● **Dataset entries**

>> start

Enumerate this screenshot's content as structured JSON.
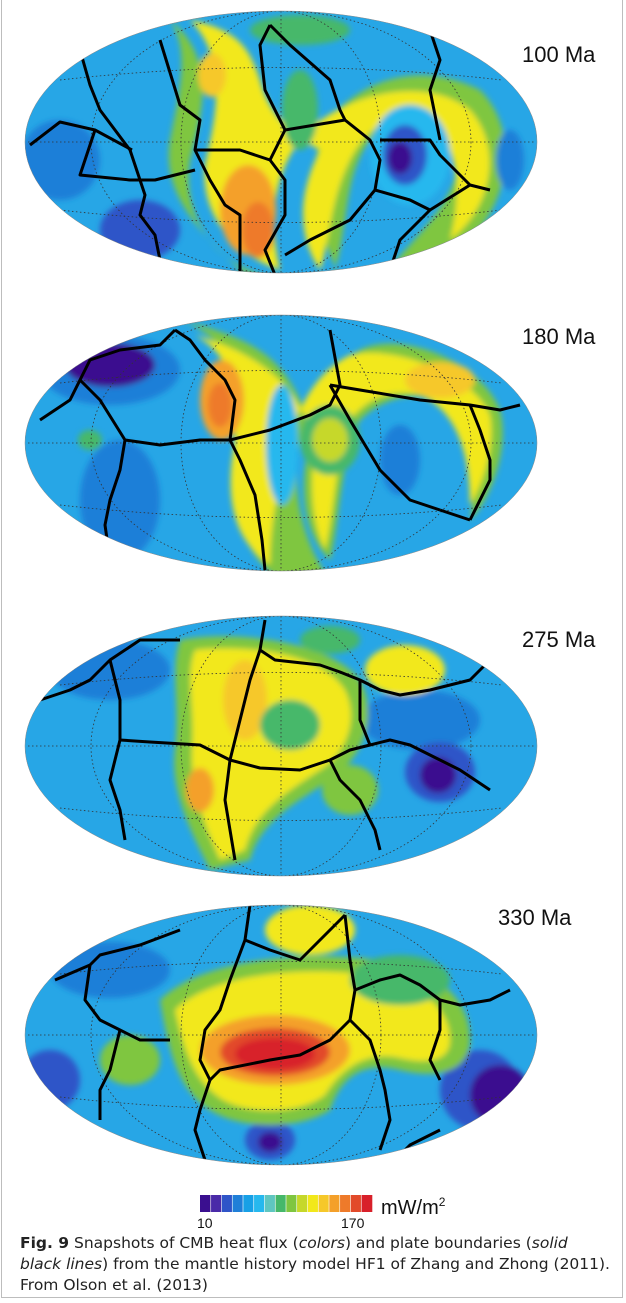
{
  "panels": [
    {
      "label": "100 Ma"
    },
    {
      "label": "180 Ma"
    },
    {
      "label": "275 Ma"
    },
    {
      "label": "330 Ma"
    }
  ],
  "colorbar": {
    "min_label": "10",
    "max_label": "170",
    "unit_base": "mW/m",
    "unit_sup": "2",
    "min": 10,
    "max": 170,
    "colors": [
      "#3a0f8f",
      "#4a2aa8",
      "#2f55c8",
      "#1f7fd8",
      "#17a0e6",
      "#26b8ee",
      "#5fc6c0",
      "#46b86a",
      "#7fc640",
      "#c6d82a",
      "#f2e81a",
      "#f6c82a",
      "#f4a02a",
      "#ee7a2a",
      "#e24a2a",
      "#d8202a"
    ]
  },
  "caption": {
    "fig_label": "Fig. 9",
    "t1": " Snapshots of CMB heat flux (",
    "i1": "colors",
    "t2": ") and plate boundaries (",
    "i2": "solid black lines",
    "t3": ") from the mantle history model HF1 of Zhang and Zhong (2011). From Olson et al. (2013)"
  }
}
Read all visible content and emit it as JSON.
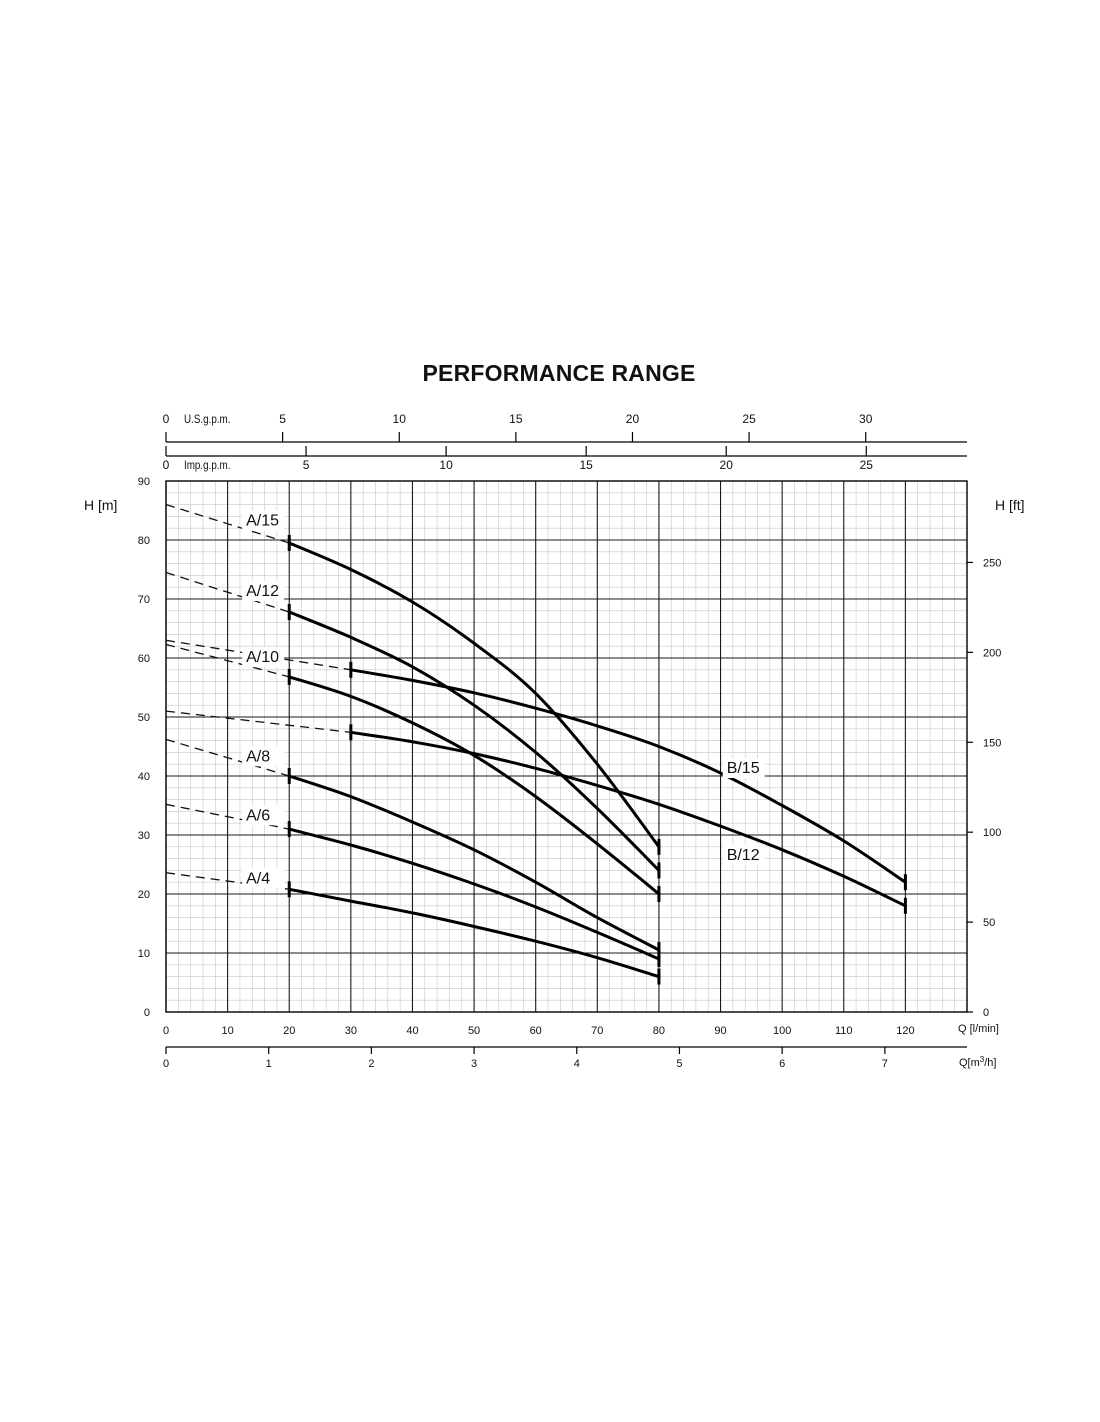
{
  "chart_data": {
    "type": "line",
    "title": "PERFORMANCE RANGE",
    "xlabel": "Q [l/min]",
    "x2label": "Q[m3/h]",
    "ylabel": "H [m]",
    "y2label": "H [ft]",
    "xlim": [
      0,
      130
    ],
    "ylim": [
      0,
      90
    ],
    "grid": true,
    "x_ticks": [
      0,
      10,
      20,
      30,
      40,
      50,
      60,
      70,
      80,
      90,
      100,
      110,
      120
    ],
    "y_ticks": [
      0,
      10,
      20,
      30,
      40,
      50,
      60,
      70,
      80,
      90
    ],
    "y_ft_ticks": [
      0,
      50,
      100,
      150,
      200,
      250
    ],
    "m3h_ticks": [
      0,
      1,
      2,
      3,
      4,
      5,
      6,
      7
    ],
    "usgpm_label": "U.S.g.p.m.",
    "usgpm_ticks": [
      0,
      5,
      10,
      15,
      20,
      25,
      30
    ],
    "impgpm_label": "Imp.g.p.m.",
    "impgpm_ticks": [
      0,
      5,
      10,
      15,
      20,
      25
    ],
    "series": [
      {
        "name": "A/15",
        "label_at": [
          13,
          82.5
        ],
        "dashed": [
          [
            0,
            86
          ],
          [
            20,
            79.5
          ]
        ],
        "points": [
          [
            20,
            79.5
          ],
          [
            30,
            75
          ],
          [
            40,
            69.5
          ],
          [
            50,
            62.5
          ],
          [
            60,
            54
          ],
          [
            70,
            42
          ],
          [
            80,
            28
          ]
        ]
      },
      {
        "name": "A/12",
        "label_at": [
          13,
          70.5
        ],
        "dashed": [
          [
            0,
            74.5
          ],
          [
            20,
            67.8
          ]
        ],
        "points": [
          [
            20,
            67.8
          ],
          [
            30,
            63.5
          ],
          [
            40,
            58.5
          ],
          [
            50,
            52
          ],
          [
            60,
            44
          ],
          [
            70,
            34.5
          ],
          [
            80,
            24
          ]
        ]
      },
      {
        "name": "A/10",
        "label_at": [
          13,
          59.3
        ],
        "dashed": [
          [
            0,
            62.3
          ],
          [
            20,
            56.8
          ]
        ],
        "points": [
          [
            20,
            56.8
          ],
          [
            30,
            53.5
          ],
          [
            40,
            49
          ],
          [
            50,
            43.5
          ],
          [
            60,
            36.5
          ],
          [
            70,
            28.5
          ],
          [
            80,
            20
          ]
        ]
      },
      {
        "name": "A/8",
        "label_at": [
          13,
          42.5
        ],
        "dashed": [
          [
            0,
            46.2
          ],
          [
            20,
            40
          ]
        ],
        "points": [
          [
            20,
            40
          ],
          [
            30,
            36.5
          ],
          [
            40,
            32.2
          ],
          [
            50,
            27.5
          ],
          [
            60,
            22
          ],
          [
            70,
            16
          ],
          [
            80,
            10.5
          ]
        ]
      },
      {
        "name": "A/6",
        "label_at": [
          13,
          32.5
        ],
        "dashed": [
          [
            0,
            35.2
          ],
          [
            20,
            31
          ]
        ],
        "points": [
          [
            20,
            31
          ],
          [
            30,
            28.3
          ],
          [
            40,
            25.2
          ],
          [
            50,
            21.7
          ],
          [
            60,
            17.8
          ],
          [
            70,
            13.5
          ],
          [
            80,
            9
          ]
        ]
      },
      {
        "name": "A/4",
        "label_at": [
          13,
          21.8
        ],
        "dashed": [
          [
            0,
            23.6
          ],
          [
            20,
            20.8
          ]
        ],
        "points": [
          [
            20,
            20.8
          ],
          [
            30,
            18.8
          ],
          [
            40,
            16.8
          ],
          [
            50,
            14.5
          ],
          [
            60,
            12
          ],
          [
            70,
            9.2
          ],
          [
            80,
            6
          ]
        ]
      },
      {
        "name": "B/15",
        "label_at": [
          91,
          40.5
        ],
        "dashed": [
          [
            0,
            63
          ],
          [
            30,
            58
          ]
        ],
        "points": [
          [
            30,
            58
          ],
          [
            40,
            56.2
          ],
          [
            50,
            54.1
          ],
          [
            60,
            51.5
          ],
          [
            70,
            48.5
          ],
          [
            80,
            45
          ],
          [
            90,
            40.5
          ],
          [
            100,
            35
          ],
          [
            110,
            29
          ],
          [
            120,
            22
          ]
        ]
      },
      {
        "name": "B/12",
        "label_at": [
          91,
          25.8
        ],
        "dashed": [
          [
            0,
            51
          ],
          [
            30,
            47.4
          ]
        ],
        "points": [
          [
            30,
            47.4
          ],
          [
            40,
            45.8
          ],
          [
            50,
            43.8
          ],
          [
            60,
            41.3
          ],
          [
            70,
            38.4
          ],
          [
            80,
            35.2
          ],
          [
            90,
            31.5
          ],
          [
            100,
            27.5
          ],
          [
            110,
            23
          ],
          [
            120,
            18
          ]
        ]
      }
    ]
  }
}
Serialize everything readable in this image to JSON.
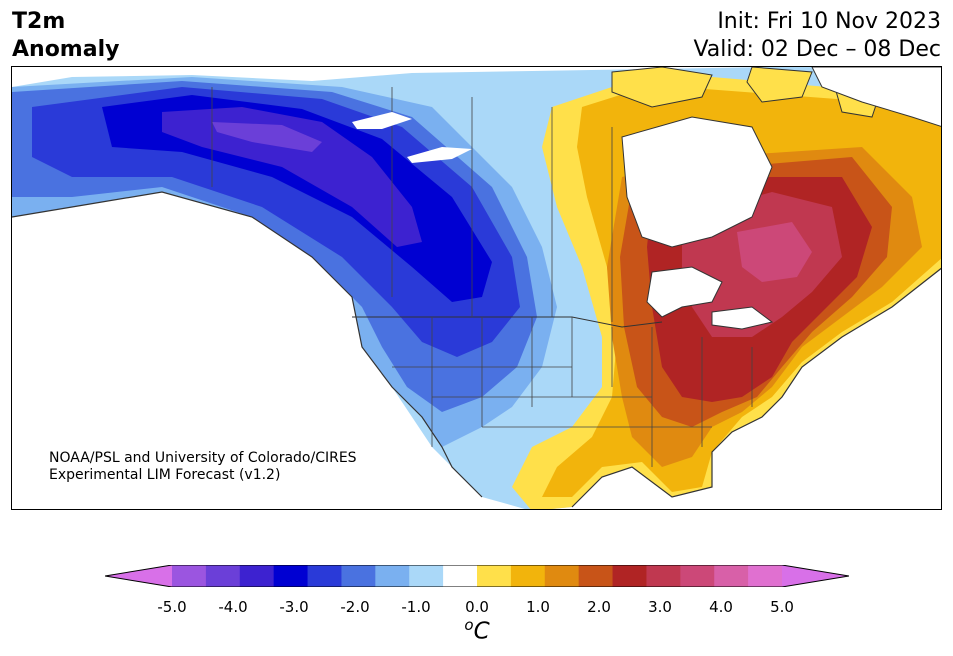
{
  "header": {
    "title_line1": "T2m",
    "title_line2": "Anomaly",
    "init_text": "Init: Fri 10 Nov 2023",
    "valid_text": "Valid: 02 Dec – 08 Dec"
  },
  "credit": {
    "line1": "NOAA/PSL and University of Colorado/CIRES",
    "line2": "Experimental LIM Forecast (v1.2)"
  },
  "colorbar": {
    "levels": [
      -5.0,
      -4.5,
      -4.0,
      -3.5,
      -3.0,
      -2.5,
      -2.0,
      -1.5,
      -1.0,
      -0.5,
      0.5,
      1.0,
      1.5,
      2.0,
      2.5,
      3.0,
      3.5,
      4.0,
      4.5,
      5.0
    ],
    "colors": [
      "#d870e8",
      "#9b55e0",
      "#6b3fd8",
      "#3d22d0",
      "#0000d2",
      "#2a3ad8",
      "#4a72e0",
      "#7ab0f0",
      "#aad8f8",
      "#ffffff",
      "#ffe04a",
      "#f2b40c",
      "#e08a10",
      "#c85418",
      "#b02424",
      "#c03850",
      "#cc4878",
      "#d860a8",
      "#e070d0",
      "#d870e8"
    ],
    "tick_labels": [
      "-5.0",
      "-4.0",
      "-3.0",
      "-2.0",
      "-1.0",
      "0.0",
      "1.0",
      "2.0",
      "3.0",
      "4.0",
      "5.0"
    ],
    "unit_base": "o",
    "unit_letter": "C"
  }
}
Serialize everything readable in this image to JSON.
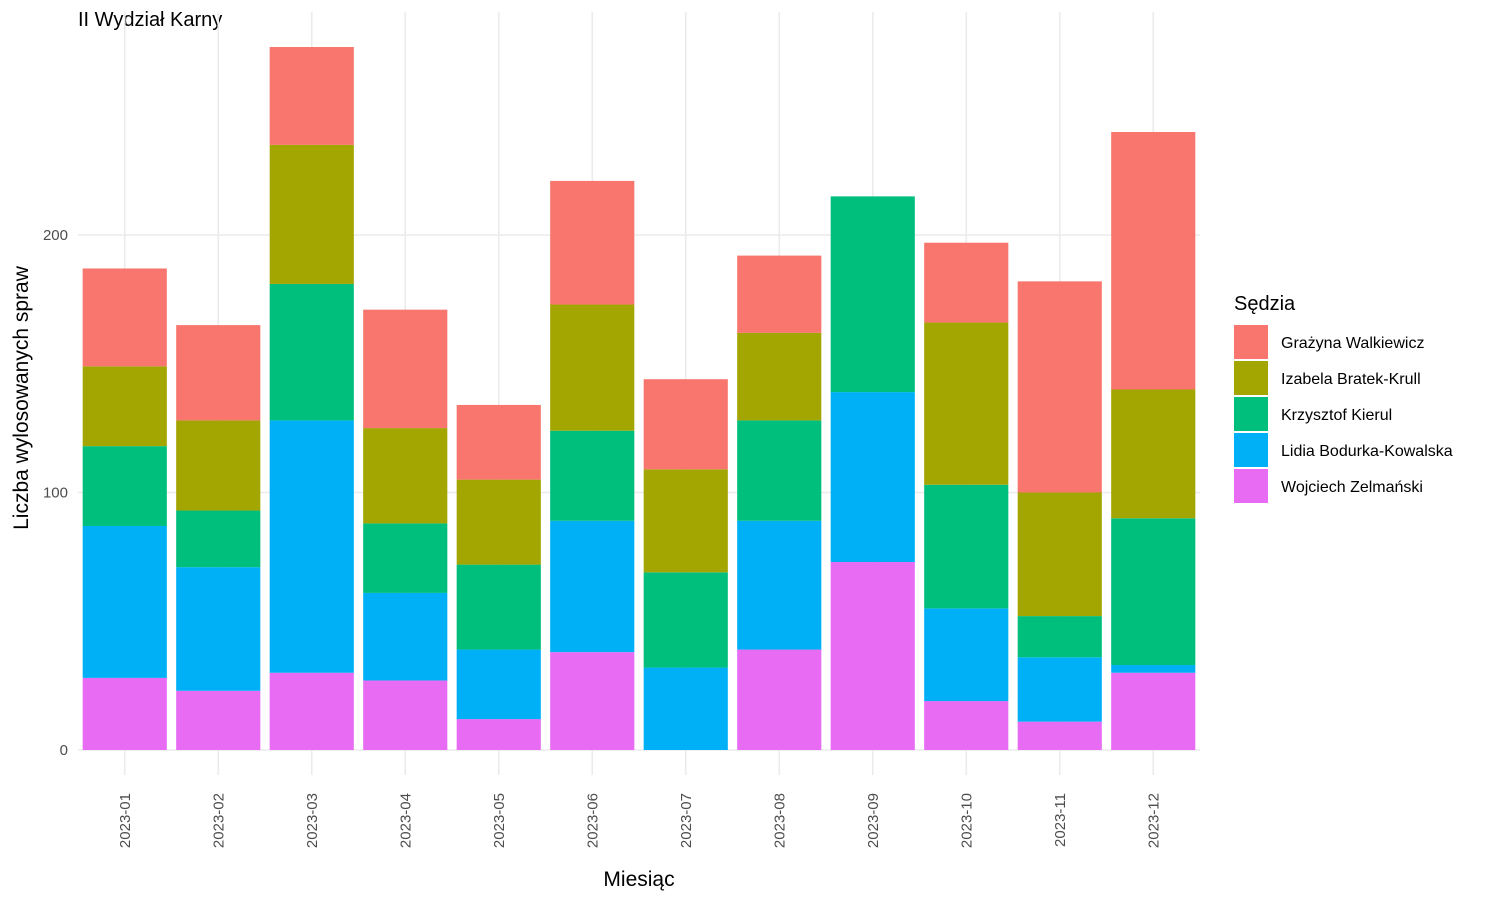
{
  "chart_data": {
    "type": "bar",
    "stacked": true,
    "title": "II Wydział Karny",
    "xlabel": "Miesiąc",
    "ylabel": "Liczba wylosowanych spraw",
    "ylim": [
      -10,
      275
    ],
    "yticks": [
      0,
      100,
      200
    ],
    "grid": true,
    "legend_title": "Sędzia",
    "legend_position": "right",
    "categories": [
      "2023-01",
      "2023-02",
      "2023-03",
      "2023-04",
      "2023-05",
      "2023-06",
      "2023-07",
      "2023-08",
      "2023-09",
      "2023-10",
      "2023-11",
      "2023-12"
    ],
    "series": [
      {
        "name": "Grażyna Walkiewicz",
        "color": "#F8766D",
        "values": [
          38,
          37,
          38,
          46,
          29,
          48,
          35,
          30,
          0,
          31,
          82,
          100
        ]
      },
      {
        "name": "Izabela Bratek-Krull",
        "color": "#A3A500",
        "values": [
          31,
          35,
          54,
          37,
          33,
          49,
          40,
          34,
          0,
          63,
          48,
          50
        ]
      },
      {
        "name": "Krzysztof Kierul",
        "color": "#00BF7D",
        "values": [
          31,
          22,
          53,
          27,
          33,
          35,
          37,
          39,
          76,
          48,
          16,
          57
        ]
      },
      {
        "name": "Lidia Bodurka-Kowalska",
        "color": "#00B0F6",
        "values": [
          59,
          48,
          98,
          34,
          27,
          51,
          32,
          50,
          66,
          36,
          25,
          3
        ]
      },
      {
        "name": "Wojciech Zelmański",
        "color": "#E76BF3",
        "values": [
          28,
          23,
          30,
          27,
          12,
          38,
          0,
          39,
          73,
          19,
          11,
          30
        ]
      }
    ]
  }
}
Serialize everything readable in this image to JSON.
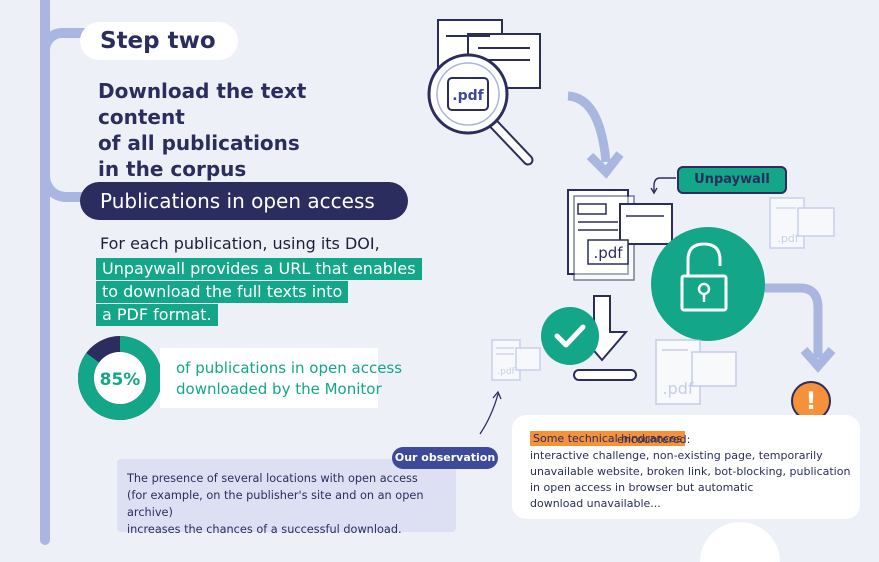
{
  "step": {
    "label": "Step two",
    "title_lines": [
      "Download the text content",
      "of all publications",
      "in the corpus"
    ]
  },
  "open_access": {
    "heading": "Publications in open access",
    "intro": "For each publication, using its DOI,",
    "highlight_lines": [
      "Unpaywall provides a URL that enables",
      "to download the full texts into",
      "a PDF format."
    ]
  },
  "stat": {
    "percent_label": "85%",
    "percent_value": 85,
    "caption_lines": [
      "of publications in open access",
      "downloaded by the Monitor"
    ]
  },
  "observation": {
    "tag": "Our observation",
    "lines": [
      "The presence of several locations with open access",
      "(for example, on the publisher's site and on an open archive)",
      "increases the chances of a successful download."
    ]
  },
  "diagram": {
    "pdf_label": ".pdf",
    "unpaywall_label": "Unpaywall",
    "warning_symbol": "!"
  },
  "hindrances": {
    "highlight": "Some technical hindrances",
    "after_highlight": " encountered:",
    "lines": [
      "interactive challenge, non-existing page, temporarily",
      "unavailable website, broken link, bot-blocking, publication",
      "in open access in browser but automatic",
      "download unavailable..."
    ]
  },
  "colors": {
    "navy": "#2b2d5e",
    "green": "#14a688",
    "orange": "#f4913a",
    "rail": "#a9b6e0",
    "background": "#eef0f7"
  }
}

>> end

● **Objective**
Report the number of lines above that contain the word "ylabel", and only that number.

● **Exercise output**
2